Stored entries
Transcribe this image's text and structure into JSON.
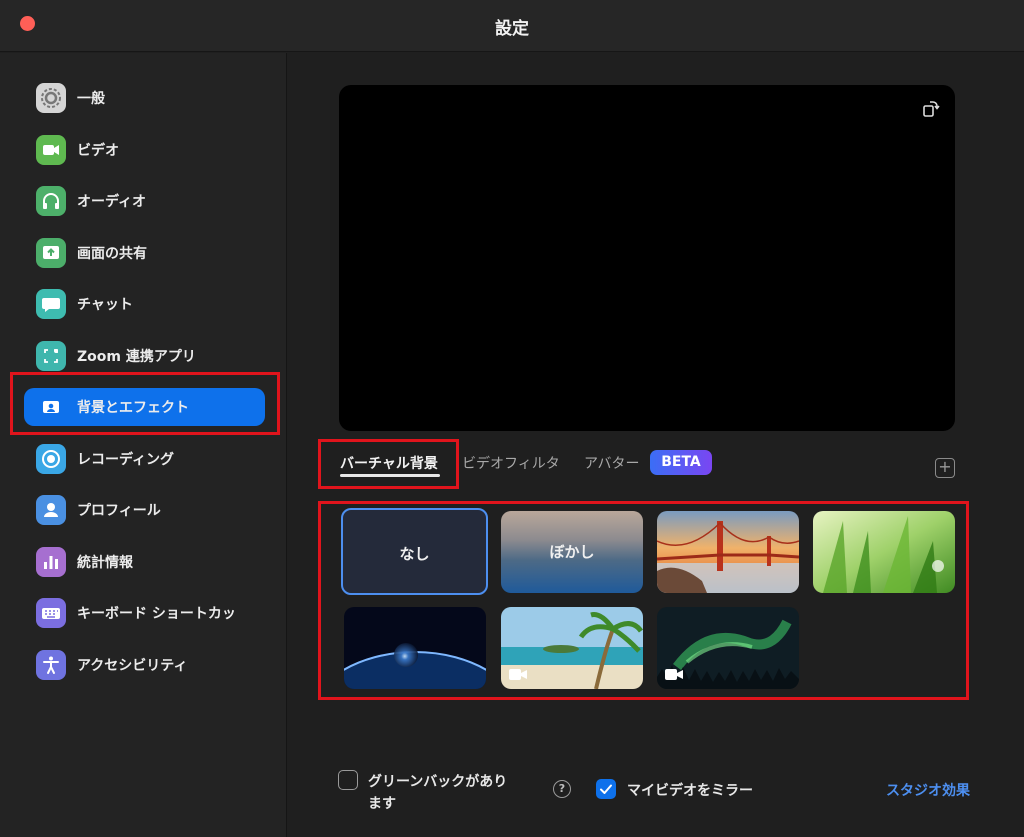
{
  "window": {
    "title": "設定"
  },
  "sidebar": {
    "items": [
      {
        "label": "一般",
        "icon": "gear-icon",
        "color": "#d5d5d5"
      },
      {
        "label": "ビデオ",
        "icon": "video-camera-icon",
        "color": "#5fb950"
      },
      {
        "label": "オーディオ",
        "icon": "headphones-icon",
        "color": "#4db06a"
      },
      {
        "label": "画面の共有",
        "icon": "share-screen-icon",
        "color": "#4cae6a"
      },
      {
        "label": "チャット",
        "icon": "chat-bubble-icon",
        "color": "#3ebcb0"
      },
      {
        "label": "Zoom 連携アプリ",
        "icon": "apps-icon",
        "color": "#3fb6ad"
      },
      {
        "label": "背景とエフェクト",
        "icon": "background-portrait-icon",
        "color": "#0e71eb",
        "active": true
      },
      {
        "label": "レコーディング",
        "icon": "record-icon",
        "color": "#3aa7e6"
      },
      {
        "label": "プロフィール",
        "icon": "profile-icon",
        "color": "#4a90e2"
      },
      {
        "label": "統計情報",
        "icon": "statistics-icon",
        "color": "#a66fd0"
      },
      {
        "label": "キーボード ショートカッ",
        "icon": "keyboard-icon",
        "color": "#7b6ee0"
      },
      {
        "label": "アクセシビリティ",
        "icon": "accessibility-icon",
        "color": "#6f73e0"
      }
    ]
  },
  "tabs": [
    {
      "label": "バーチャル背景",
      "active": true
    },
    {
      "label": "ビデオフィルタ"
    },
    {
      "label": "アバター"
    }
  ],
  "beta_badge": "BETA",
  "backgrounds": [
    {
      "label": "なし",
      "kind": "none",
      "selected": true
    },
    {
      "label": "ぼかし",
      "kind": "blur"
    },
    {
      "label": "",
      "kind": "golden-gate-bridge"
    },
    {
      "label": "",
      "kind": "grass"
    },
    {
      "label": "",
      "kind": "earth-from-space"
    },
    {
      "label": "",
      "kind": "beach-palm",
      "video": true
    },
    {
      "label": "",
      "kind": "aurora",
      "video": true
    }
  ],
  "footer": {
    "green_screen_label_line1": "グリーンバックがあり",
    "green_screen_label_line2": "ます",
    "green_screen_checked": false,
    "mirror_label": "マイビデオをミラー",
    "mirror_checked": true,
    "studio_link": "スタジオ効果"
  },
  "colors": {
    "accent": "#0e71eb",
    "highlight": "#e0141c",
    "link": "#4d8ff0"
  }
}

==

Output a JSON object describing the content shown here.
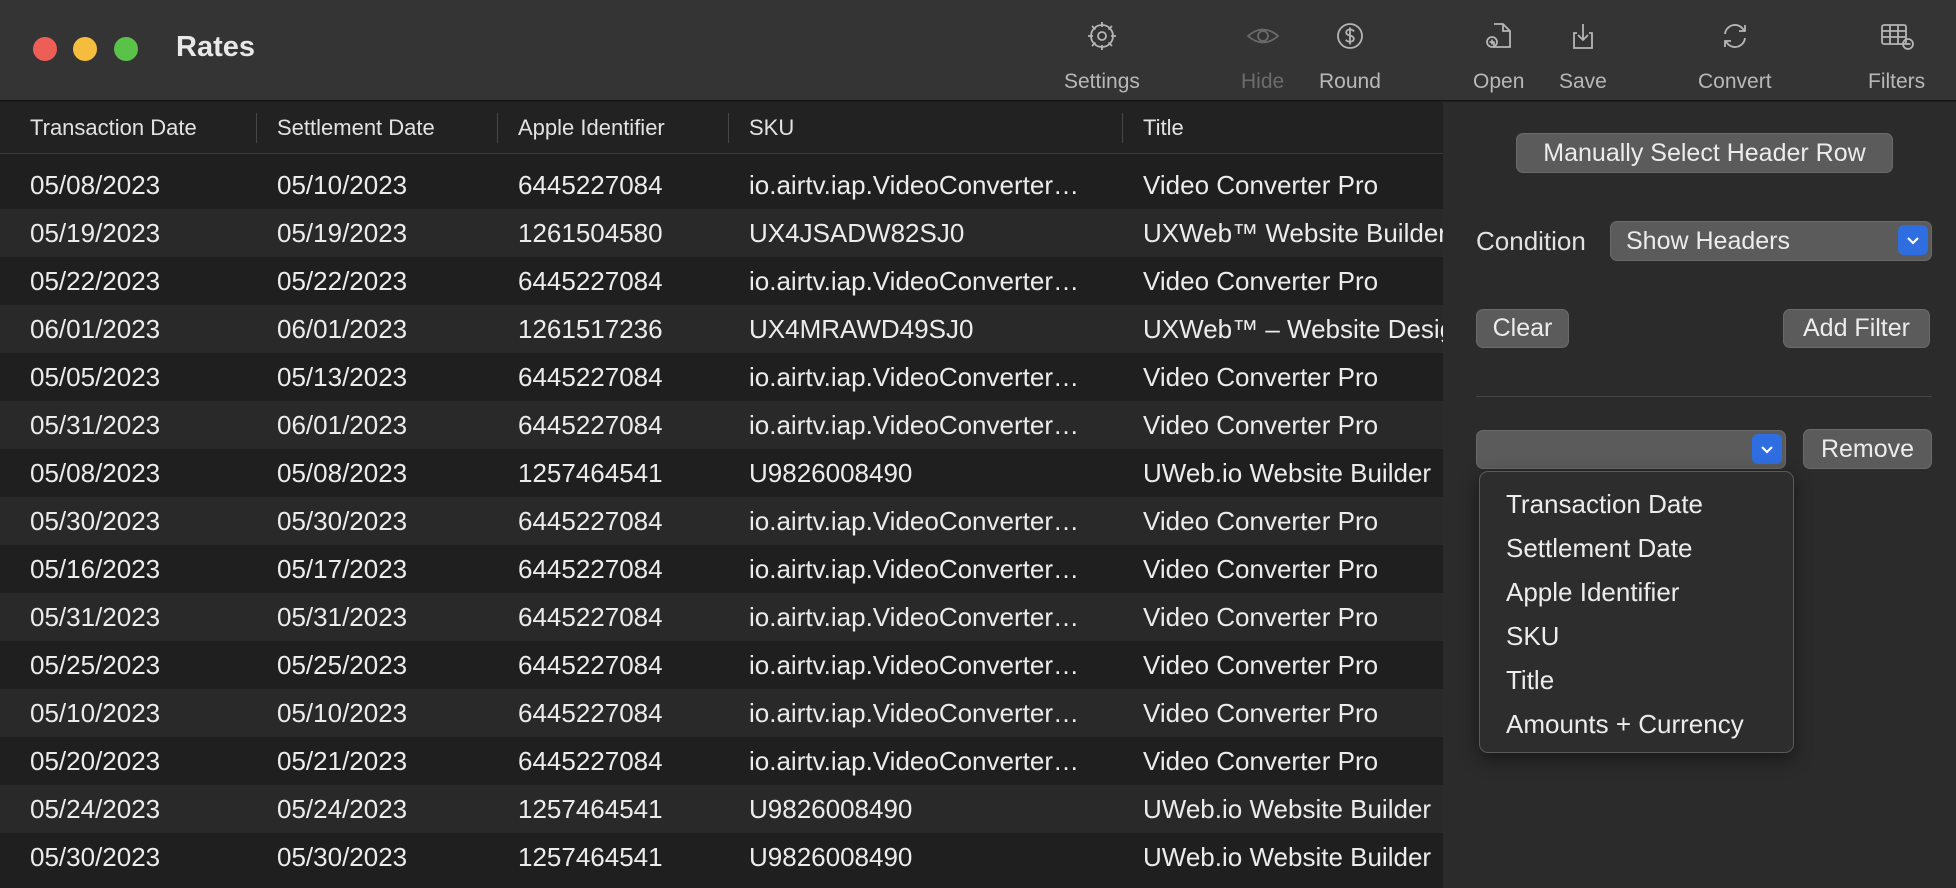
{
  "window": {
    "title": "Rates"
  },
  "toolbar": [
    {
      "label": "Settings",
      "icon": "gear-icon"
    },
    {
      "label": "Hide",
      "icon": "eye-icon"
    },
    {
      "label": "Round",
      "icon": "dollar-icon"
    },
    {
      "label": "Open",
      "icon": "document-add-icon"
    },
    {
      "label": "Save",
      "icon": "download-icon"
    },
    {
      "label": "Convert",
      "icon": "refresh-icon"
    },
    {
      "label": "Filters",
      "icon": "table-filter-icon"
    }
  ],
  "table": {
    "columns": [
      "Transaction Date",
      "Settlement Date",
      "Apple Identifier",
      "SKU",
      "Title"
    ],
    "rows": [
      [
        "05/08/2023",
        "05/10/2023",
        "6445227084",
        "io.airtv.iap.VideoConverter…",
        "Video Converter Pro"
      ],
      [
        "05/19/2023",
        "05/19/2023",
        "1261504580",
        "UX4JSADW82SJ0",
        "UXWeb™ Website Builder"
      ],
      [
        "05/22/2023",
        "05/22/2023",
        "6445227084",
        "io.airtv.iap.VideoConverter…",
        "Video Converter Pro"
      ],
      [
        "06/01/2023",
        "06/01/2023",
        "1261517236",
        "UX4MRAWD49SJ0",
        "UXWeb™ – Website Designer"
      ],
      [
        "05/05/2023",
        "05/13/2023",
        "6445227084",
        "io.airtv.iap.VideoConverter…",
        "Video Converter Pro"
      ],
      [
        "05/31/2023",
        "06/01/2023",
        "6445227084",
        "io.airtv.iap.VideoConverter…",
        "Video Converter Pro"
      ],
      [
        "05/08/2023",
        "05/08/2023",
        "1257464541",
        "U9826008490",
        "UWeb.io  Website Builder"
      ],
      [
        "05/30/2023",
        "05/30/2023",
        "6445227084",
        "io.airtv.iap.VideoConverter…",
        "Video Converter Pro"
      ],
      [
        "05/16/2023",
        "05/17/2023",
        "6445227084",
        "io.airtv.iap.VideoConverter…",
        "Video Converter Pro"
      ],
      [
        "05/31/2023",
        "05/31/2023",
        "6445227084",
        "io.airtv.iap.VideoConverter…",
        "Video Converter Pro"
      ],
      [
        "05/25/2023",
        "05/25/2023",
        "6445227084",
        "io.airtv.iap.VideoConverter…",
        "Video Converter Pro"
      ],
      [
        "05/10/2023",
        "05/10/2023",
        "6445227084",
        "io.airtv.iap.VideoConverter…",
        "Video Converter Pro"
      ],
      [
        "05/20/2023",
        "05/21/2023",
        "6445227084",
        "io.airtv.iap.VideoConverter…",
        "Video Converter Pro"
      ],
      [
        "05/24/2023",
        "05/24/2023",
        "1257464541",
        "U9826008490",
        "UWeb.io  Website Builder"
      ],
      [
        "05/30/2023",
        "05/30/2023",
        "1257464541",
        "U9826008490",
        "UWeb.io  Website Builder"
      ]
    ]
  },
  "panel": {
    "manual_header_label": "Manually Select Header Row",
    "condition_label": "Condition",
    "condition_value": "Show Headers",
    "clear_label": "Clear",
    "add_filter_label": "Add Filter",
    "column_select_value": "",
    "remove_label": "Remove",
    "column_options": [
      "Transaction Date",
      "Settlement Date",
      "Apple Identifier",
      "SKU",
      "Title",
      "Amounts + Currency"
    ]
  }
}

- _WHAT IS REQUIRED_
Of the lines in this data, how many contain "true"? Reply with only the number.

- _OUTPUT OF THE EXERCISE_
6